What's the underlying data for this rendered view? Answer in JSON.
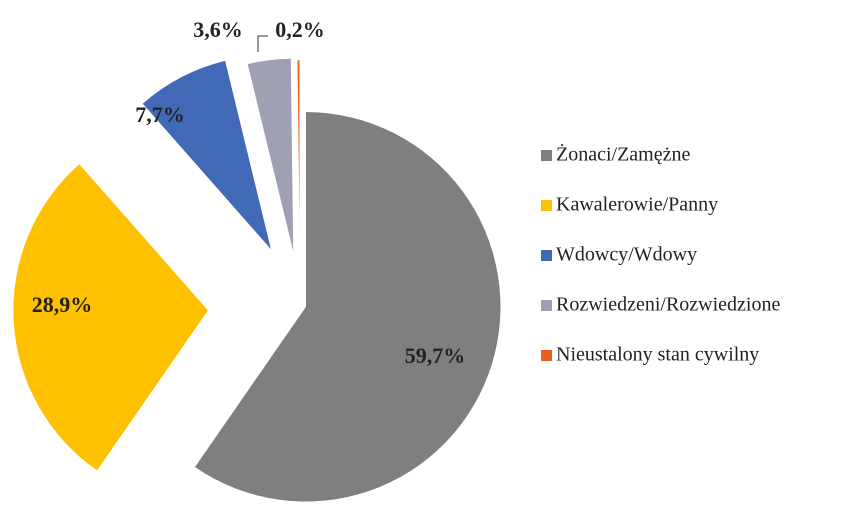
{
  "chart_data": {
    "type": "pie",
    "categories": [
      "Żonaci/Zamężne",
      "Kawalerowie/Panny",
      "Wdowcy/Wdowy",
      "Rozwiedzeni/Rozwiedzione",
      "Nieustalony stan cywilny"
    ],
    "values": [
      59.7,
      28.9,
      7.7,
      3.6,
      0.2
    ],
    "value_labels": [
      "59,7%",
      "28,9%",
      "7,7%",
      "3,6%",
      "0,2%"
    ],
    "colors": [
      "#7f7f7f",
      "#ffc000",
      "#4169b8",
      "#a0a0b4",
      "#e8601c"
    ],
    "legend": "right"
  }
}
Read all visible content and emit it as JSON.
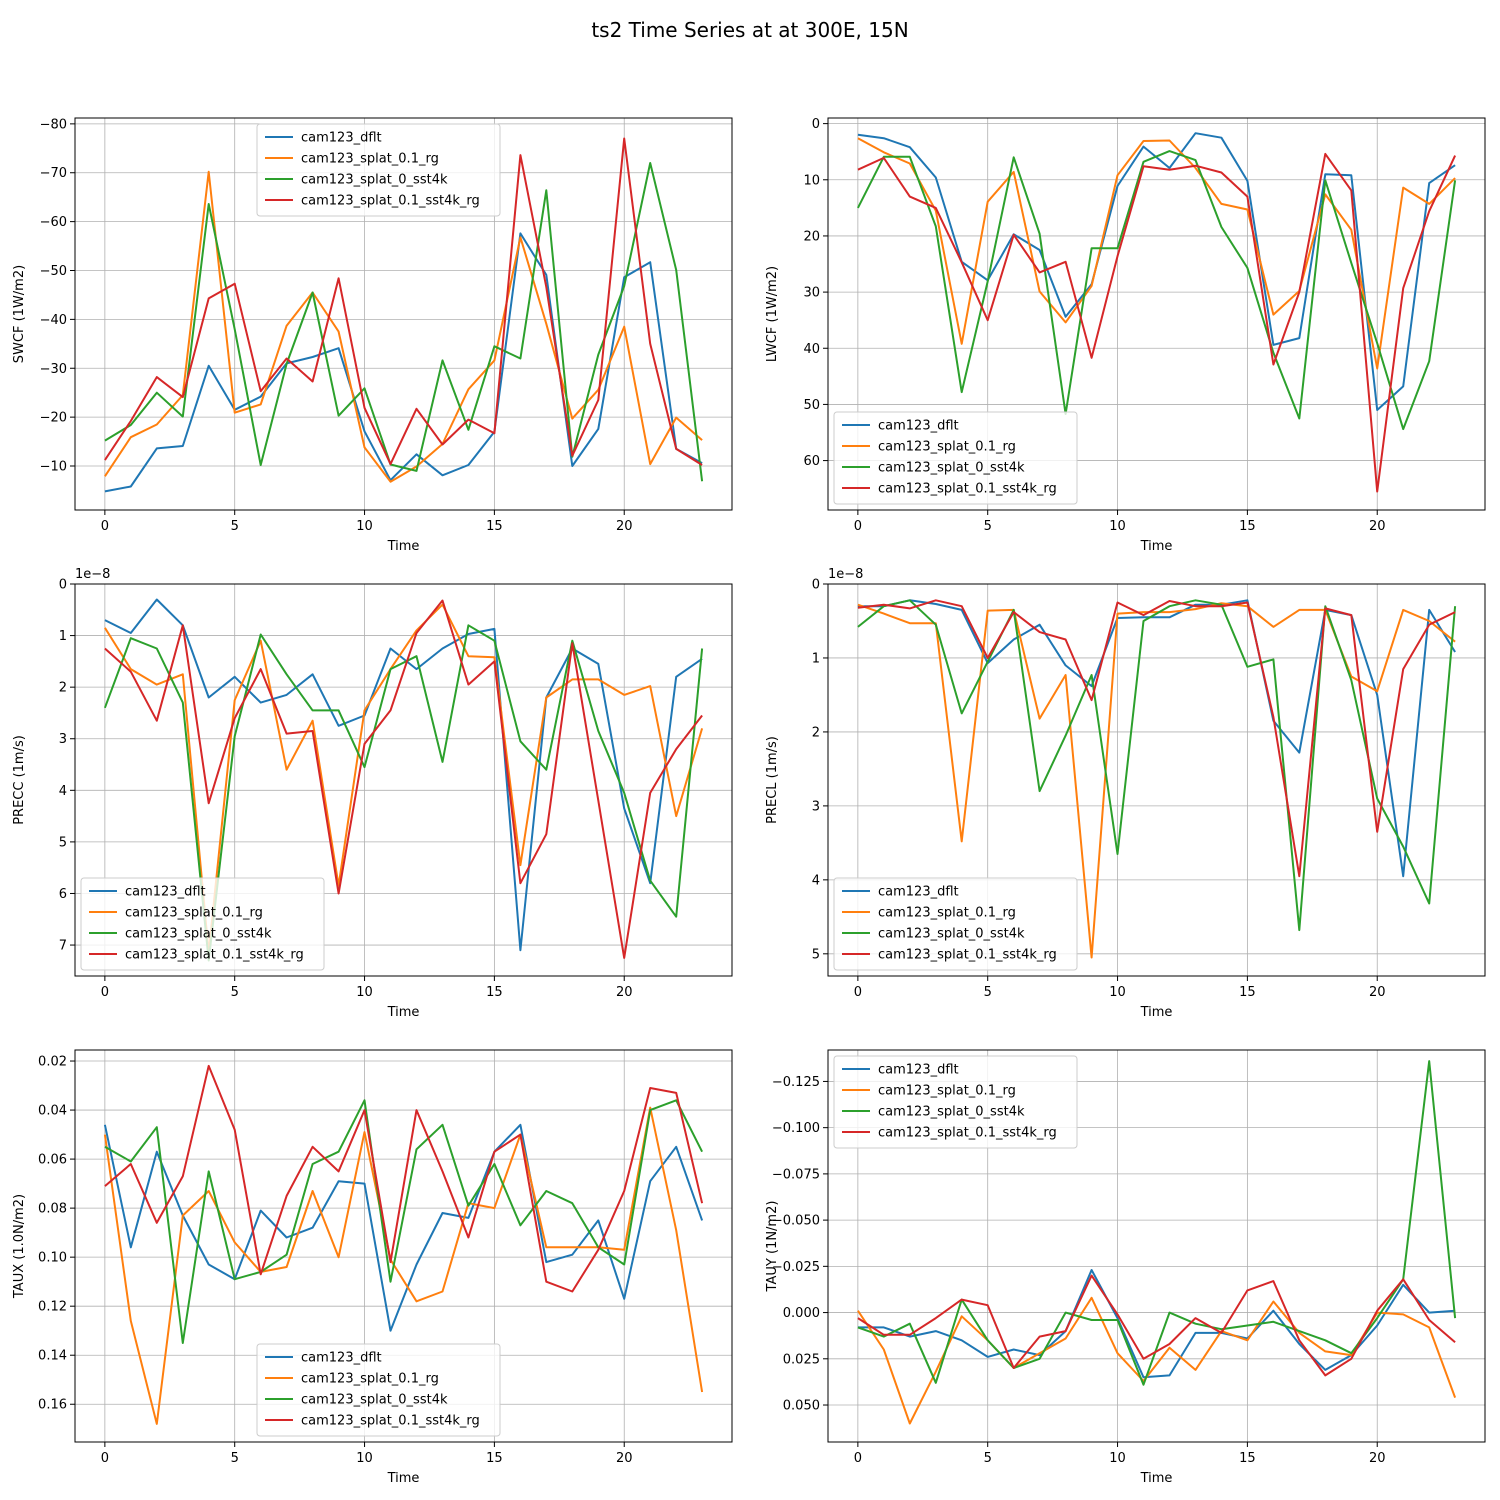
{
  "figure_title": "ts2 Time Series at at 300E, 15N",
  "colors": {
    "cam123_dflt": "#1f77b4",
    "cam123_splat_0.1_rg": "#ff7f0e",
    "cam123_splat_0_sst4k": "#2ca02c",
    "cam123_splat_0.1_sst4k_rg": "#d62728"
  },
  "chart_data": [
    {
      "type": "line",
      "xlabel": "Time",
      "ylabel": "SWCF (1W/m2)",
      "y_inverted": true,
      "xlim": [
        -1.15,
        24.15
      ],
      "ylim": [
        -1.0,
        -81.2
      ],
      "xticks": [
        0,
        5,
        10,
        15,
        20
      ],
      "xtick_labels": [
        "0",
        "5",
        "10",
        "15",
        "20"
      ],
      "yticks": [
        -10,
        -20,
        -30,
        -40,
        -50,
        -60,
        -70,
        -80
      ],
      "ytick_labels": [
        "−10",
        "−20",
        "−30",
        "−40",
        "−50",
        "−60",
        "−70",
        "−80"
      ],
      "offset_label": "",
      "legend_loc": "upper-center",
      "grid": true,
      "x": [
        0,
        1,
        2,
        3,
        4,
        5,
        6,
        7,
        8,
        9,
        10,
        11,
        12,
        13,
        14,
        15,
        16,
        17,
        18,
        19,
        20,
        21,
        22,
        23
      ],
      "series": [
        {
          "name": "cam123_dflt",
          "values": [
            -4.8,
            -5.8,
            -13.6,
            -14.1,
            -30.5,
            -21.5,
            -24.2,
            -31.0,
            -32.3,
            -34.1,
            -17.1,
            -7.1,
            -12.4,
            -8.1,
            -10.2,
            -17.0,
            -57.6,
            -49.1,
            -10.0,
            -17.6,
            -48.6,
            -51.7,
            -13.5,
            -10.6
          ]
        },
        {
          "name": "cam123_splat_0.1_rg",
          "values": [
            -7.9,
            -15.9,
            -18.5,
            -24.5,
            -70.2,
            -20.9,
            -22.6,
            -38.7,
            -45.5,
            -37.5,
            -13.8,
            -6.8,
            -9.9,
            -14.5,
            -25.7,
            -31.6,
            -56.8,
            -39.1,
            -19.7,
            -25.6,
            -38.5,
            -10.4,
            -19.9,
            -15.3
          ]
        },
        {
          "name": "cam123_splat_0_sst4k",
          "values": [
            -15.2,
            -18.4,
            -25.0,
            -20.1,
            -63.6,
            -38.0,
            -10.2,
            -30.9,
            -45.5,
            -20.3,
            -25.9,
            -10.3,
            -9.0,
            -31.6,
            -17.4,
            -34.5,
            -32.0,
            -66.4,
            -11.9,
            -32.8,
            -46.8,
            -72.0,
            -50.1,
            -6.9
          ]
        },
        {
          "name": "cam123_splat_0.1_sst4k_rg",
          "values": [
            -11.2,
            -19.2,
            -28.2,
            -24.1,
            -44.3,
            -47.3,
            -25.3,
            -32.0,
            -27.3,
            -48.4,
            -21.9,
            -10.4,
            -21.7,
            -14.4,
            -19.5,
            -16.7,
            -73.6,
            -46.6,
            -12.1,
            -23.5,
            -77.0,
            -35.0,
            -13.5,
            -10.2
          ]
        }
      ]
    },
    {
      "type": "line",
      "xlabel": "Time",
      "ylabel": "LWCF (1W/m2)",
      "y_inverted": true,
      "xlim": [
        -1.15,
        24.15
      ],
      "ylim": [
        68.8,
        -1.0
      ],
      "xticks": [
        0,
        5,
        10,
        15,
        20
      ],
      "xtick_labels": [
        "0",
        "5",
        "10",
        "15",
        "20"
      ],
      "yticks": [
        0,
        10,
        20,
        30,
        40,
        50,
        60
      ],
      "ytick_labels": [
        "0",
        "10",
        "20",
        "30",
        "40",
        "50",
        "60"
      ],
      "offset_label": "",
      "legend_loc": "lower-left",
      "grid": true,
      "x": [
        0,
        1,
        2,
        3,
        4,
        5,
        6,
        7,
        8,
        9,
        10,
        11,
        12,
        13,
        14,
        15,
        16,
        17,
        18,
        19,
        20,
        21,
        22,
        23
      ],
      "series": [
        {
          "name": "cam123_dflt",
          "values": [
            2.0,
            2.6,
            4.2,
            9.6,
            24.6,
            27.9,
            19.7,
            22.5,
            34.4,
            28.6,
            11.1,
            4.1,
            7.9,
            1.7,
            2.5,
            10.2,
            39.4,
            38.2,
            9.0,
            9.2,
            51.0,
            46.8,
            10.6,
            7.4
          ]
        },
        {
          "name": "cam123_splat_0.1_rg",
          "values": [
            2.6,
            5.1,
            7.1,
            15.5,
            39.2,
            13.9,
            8.6,
            29.9,
            35.4,
            28.9,
            9.2,
            3.1,
            3.0,
            7.9,
            14.3,
            15.3,
            34.0,
            29.8,
            12.6,
            18.9,
            43.6,
            11.4,
            14.3,
            9.7
          ]
        },
        {
          "name": "cam123_splat_0_sst4k",
          "values": [
            15.0,
            5.9,
            5.9,
            18.3,
            47.8,
            28.1,
            6.0,
            19.6,
            51.7,
            22.2,
            22.2,
            6.8,
            4.9,
            6.5,
            18.4,
            25.7,
            40.8,
            52.5,
            10.1,
            24.8,
            39.1,
            54.4,
            42.3,
            10.1
          ]
        },
        {
          "name": "cam123_splat_0.1_sst4k_rg",
          "values": [
            8.2,
            6.1,
            13.0,
            15.0,
            24.7,
            35.0,
            19.8,
            26.5,
            24.6,
            41.7,
            23.6,
            7.6,
            8.2,
            7.5,
            8.7,
            13.0,
            42.9,
            30.0,
            5.4,
            11.9,
            65.5,
            29.3,
            15.6,
            5.7
          ]
        }
      ]
    },
    {
      "type": "line",
      "xlabel": "Time",
      "ylabel": "PRECC (1m/s)",
      "y_inverted": true,
      "xlim": [
        -1.15,
        24.15
      ],
      "ylim": [
        7.6,
        0.0
      ],
      "xticks": [
        0,
        5,
        10,
        15,
        20
      ],
      "xtick_labels": [
        "0",
        "5",
        "10",
        "15",
        "20"
      ],
      "yticks": [
        0,
        1,
        2,
        3,
        4,
        5,
        6,
        7
      ],
      "ytick_labels": [
        "0",
        "1",
        "2",
        "3",
        "4",
        "5",
        "6",
        "7"
      ],
      "offset_label": "1e−8",
      "legend_loc": "lower-left",
      "grid": true,
      "x": [
        0,
        1,
        2,
        3,
        4,
        5,
        6,
        7,
        8,
        9,
        10,
        11,
        12,
        13,
        14,
        15,
        16,
        17,
        18,
        19,
        20,
        21,
        22,
        23
      ],
      "series": [
        {
          "name": "cam123_dflt",
          "values": [
            0.7,
            0.95,
            0.3,
            0.8,
            2.2,
            1.8,
            2.3,
            2.15,
            1.75,
            2.75,
            2.55,
            1.25,
            1.65,
            1.25,
            0.97,
            0.87,
            7.1,
            2.2,
            1.25,
            1.55,
            4.35,
            5.8,
            1.8,
            1.45
          ]
        },
        {
          "name": "cam123_splat_0.1_rg",
          "values": [
            0.85,
            1.65,
            1.95,
            1.75,
            7.15,
            2.25,
            1.1,
            3.6,
            2.65,
            5.85,
            2.45,
            1.65,
            0.9,
            0.4,
            1.4,
            1.42,
            5.45,
            2.2,
            1.85,
            1.85,
            2.15,
            1.98,
            4.5,
            2.8
          ]
        },
        {
          "name": "cam123_splat_0_sst4k",
          "values": [
            2.4,
            1.05,
            1.25,
            2.3,
            7.3,
            2.95,
            0.98,
            1.75,
            2.45,
            2.45,
            3.55,
            1.65,
            1.4,
            3.45,
            0.8,
            1.1,
            3.05,
            3.6,
            1.1,
            2.85,
            4.05,
            5.75,
            6.45,
            1.25
          ]
        },
        {
          "name": "cam123_splat_0.1_sst4k_rg",
          "values": [
            1.25,
            1.7,
            2.65,
            0.8,
            4.25,
            2.6,
            1.65,
            2.9,
            2.85,
            6.0,
            3.1,
            2.45,
            0.95,
            0.32,
            1.95,
            1.5,
            5.8,
            4.85,
            1.15,
            4.2,
            7.25,
            4.05,
            3.2,
            2.55
          ]
        }
      ]
    },
    {
      "type": "line",
      "xlabel": "Time",
      "ylabel": "PRECL (1m/s)",
      "y_inverted": true,
      "xlim": [
        -1.15,
        24.15
      ],
      "ylim": [
        5.3,
        0.0
      ],
      "xticks": [
        0,
        5,
        10,
        15,
        20
      ],
      "xtick_labels": [
        "0",
        "5",
        "10",
        "15",
        "20"
      ],
      "yticks": [
        0,
        1,
        2,
        3,
        4,
        5
      ],
      "ytick_labels": [
        "0",
        "1",
        "2",
        "3",
        "4",
        "5"
      ],
      "offset_label": "1e−8",
      "legend_loc": "lower-left",
      "grid": true,
      "x": [
        0,
        1,
        2,
        3,
        4,
        5,
        6,
        7,
        8,
        9,
        10,
        11,
        12,
        13,
        14,
        15,
        16,
        17,
        18,
        19,
        20,
        21,
        22,
        23
      ],
      "series": [
        {
          "name": "cam123_dflt",
          "values": [
            0.3,
            0.3,
            0.22,
            0.27,
            0.35,
            1.07,
            0.75,
            0.55,
            1.1,
            1.38,
            0.46,
            0.45,
            0.45,
            0.28,
            0.28,
            0.22,
            1.85,
            2.28,
            0.35,
            0.42,
            1.5,
            3.95,
            0.35,
            0.92
          ]
        },
        {
          "name": "cam123_splat_0.1_rg",
          "values": [
            0.28,
            0.4,
            0.53,
            0.53,
            3.48,
            0.36,
            0.35,
            1.82,
            1.23,
            5.05,
            0.4,
            0.38,
            0.38,
            0.34,
            0.26,
            0.3,
            0.58,
            0.35,
            0.35,
            1.25,
            1.45,
            0.35,
            0.5,
            0.78
          ]
        },
        {
          "name": "cam123_splat_0_sst4k",
          "values": [
            0.58,
            0.3,
            0.22,
            0.55,
            1.75,
            1.05,
            0.35,
            2.8,
            2.05,
            1.23,
            3.65,
            0.5,
            0.3,
            0.22,
            0.28,
            1.12,
            1.02,
            4.68,
            0.3,
            1.3,
            2.9,
            3.55,
            4.32,
            0.3
          ]
        },
        {
          "name": "cam123_splat_0.1_sst4k_rg",
          "values": [
            0.32,
            0.28,
            0.33,
            0.22,
            0.3,
            1.0,
            0.38,
            0.65,
            0.75,
            1.57,
            0.25,
            0.42,
            0.23,
            0.3,
            0.3,
            0.25,
            1.8,
            3.95,
            0.33,
            0.42,
            3.35,
            1.15,
            0.55,
            0.38
          ]
        }
      ]
    },
    {
      "type": "line",
      "xlabel": "Time",
      "ylabel": "TAUX (1.0N/m2)",
      "y_inverted": true,
      "xlim": [
        -1.15,
        24.15
      ],
      "ylim": [
        0.1754,
        0.0155
      ],
      "xticks": [
        0,
        5,
        10,
        15,
        20
      ],
      "xtick_labels": [
        "0",
        "5",
        "10",
        "15",
        "20"
      ],
      "yticks": [
        0.02,
        0.04,
        0.06,
        0.08,
        0.1,
        0.12,
        0.14,
        0.16
      ],
      "ytick_labels": [
        "0.02",
        "0.04",
        "0.06",
        "0.08",
        "0.10",
        "0.12",
        "0.14",
        "0.16"
      ],
      "offset_label": "",
      "legend_loc": "lower-center",
      "grid": true,
      "x": [
        0,
        1,
        2,
        3,
        4,
        5,
        6,
        7,
        8,
        9,
        10,
        11,
        12,
        13,
        14,
        15,
        16,
        17,
        18,
        19,
        20,
        21,
        22,
        23
      ],
      "series": [
        {
          "name": "cam123_dflt",
          "values": [
            0.046,
            0.096,
            0.057,
            0.083,
            0.103,
            0.109,
            0.081,
            0.092,
            0.088,
            0.069,
            0.07,
            0.13,
            0.103,
            0.082,
            0.084,
            0.057,
            0.046,
            0.102,
            0.099,
            0.085,
            0.117,
            0.069,
            0.055,
            0.085
          ]
        },
        {
          "name": "cam123_splat_0.1_rg",
          "values": [
            0.05,
            0.126,
            0.168,
            0.083,
            0.073,
            0.094,
            0.106,
            0.104,
            0.073,
            0.1,
            0.049,
            0.101,
            0.118,
            0.114,
            0.078,
            0.08,
            0.05,
            0.096,
            0.096,
            0.096,
            0.097,
            0.039,
            0.089,
            0.155
          ]
        },
        {
          "name": "cam123_splat_0_sst4k",
          "values": [
            0.055,
            0.061,
            0.047,
            0.135,
            0.065,
            0.109,
            0.106,
            0.099,
            0.062,
            0.057,
            0.036,
            0.11,
            0.056,
            0.046,
            0.079,
            0.062,
            0.087,
            0.073,
            0.078,
            0.096,
            0.103,
            0.04,
            0.036,
            0.057
          ]
        },
        {
          "name": "cam123_splat_0.1_sst4k_rg",
          "values": [
            0.071,
            0.062,
            0.086,
            0.067,
            0.022,
            0.048,
            0.107,
            0.075,
            0.055,
            0.065,
            0.04,
            0.102,
            0.04,
            0.065,
            0.092,
            0.057,
            0.05,
            0.11,
            0.114,
            0.097,
            0.073,
            0.031,
            0.033,
            0.078
          ]
        }
      ]
    },
    {
      "type": "line",
      "xlabel": "Time",
      "ylabel": "TAUY (1N/m2)",
      "y_inverted": true,
      "xlim": [
        -1.15,
        24.15
      ],
      "ylim": [
        0.07,
        -0.142
      ],
      "xticks": [
        0,
        5,
        10,
        15,
        20
      ],
      "xtick_labels": [
        "0",
        "5",
        "10",
        "15",
        "20"
      ],
      "yticks": [
        -0.125,
        -0.1,
        -0.075,
        -0.05,
        -0.025,
        0.0,
        0.025,
        0.05
      ],
      "ytick_labels": [
        "−0.125",
        "−0.100",
        "−0.075",
        "−0.050",
        "−0.025",
        "0.000",
        "0.025",
        "0.050"
      ],
      "offset_label": "",
      "legend_loc": "upper-left",
      "grid": true,
      "x": [
        0,
        1,
        2,
        3,
        4,
        5,
        6,
        7,
        8,
        9,
        10,
        11,
        12,
        13,
        14,
        15,
        16,
        17,
        18,
        19,
        20,
        21,
        22,
        23
      ],
      "series": [
        {
          "name": "cam123_dflt",
          "values": [
            0.008,
            0.008,
            0.013,
            0.01,
            0.015,
            0.024,
            0.02,
            0.023,
            0.01,
            -0.023,
            0.003,
            0.035,
            0.034,
            0.011,
            0.011,
            0.014,
            -0.001,
            0.017,
            0.031,
            0.023,
            0.007,
            -0.015,
            0.0,
            -0.001
          ]
        },
        {
          "name": "cam123_splat_0.1_rg",
          "values": [
            -0.001,
            0.02,
            0.06,
            0.032,
            0.002,
            0.015,
            0.03,
            0.022,
            0.014,
            -0.008,
            0.022,
            0.037,
            0.019,
            0.031,
            0.01,
            0.015,
            -0.006,
            0.011,
            0.021,
            0.023,
            0.0,
            0.001,
            0.008,
            0.046
          ]
        },
        {
          "name": "cam123_splat_0_sst4k",
          "values": [
            0.008,
            0.013,
            0.006,
            0.038,
            -0.007,
            0.015,
            0.03,
            0.025,
            0.0,
            0.004,
            0.004,
            0.039,
            0.0,
            0.006,
            0.009,
            0.007,
            0.005,
            0.01,
            0.015,
            0.022,
            0.003,
            -0.018,
            -0.136,
            0.003
          ]
        },
        {
          "name": "cam123_splat_0.1_sst4k_rg",
          "values": [
            0.003,
            0.012,
            0.012,
            0.003,
            -0.007,
            -0.004,
            0.03,
            0.013,
            0.01,
            -0.02,
            0.001,
            0.025,
            0.017,
            0.003,
            0.011,
            -0.012,
            -0.017,
            0.015,
            0.034,
            0.025,
            -0.001,
            -0.018,
            0.004,
            0.016
          ]
        }
      ]
    }
  ]
}
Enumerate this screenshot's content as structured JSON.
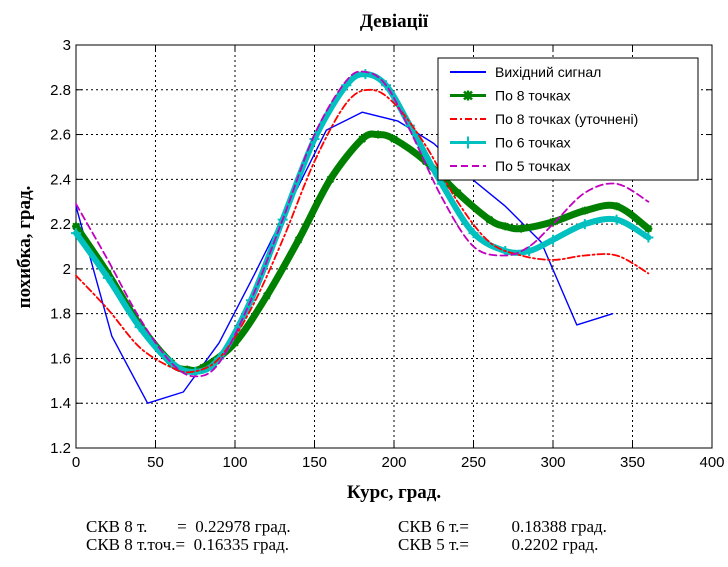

Instructions for the task
Reproduce each line of the material containing the word "ylabel".

Task output
      "ylabel": "SWCF (1W/m2)",
      "ylabel": "LWCF (1W/m2)",
      "ylabel": "PRECC (1m/s)",
      "ylabel": "PRECL (1m/s)",
      "ylabel": "TAUX (1.0N/m2)",
      "ylabel": "TAUY (1N/m2)",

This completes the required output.